EXERCISE BRIEF
Every line in the listing is to be echoed verbatim.

--- start DATA ---

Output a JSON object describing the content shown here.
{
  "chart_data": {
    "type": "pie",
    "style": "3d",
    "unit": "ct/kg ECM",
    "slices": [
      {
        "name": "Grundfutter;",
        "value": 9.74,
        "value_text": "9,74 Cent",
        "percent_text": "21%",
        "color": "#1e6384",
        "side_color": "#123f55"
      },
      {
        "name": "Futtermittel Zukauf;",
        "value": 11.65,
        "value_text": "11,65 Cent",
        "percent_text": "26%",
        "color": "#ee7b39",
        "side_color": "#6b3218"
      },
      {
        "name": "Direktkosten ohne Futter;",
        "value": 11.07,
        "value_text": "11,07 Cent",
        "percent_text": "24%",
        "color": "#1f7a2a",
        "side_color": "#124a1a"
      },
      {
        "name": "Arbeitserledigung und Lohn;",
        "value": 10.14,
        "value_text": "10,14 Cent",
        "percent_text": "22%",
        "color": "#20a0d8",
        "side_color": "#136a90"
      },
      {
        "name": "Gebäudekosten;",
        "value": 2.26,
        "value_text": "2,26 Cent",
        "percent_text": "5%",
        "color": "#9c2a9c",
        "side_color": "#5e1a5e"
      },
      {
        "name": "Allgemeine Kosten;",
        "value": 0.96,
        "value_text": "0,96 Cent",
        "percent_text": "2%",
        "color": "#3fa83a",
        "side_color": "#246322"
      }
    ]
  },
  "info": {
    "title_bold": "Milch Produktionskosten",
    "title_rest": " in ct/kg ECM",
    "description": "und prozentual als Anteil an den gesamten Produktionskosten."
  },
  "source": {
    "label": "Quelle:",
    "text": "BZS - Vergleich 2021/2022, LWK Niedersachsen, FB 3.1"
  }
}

--- end DATA ---

SOLVED EXERCISE
Output a JSON object describing the content shown here.
{
  "chart_data": {
    "type": "pie",
    "style": "3d",
    "unit": "ct/kg ECM",
    "slices": [
      {
        "name": "Grundfutter;",
        "value": 9.74,
        "value_text": "9,74 Cent",
        "percent_text": "21%",
        "color": "#1e6384",
        "side_color": "#123f55"
      },
      {
        "name": "Futtermittel Zukauf;",
        "value": 11.65,
        "value_text": "11,65 Cent",
        "percent_text": "26%",
        "color": "#ee7b39",
        "side_color": "#6b3218"
      },
      {
        "name": "Direktkosten ohne Futter;",
        "value": 11.07,
        "value_text": "11,07 Cent",
        "percent_text": "24%",
        "color": "#1f7a2a",
        "side_color": "#124a1a"
      },
      {
        "name": "Arbeitserledigung und Lohn;",
        "value": 10.14,
        "value_text": "10,14 Cent",
        "percent_text": "22%",
        "color": "#20a0d8",
        "side_color": "#136a90"
      },
      {
        "name": "Gebäudekosten;",
        "value": 2.26,
        "value_text": "2,26 Cent",
        "percent_text": "5%",
        "color": "#9c2a9c",
        "side_color": "#5e1a5e"
      },
      {
        "name": "Allgemeine Kosten;",
        "value": 0.96,
        "value_text": "0,96 Cent",
        "percent_text": "2%",
        "color": "#3fa83a",
        "side_color": "#246322"
      }
    ]
  },
  "info": {
    "title_bold": "Milch Produktionskosten",
    "title_rest": " in ct/kg ECM",
    "description": "und prozentual als Anteil an den gesamten Produktionskosten."
  },
  "source": {
    "label": "Quelle:",
    "text": "BZS - Vergleich 2021/2022, LWK Niedersachsen, FB 3.1"
  }
}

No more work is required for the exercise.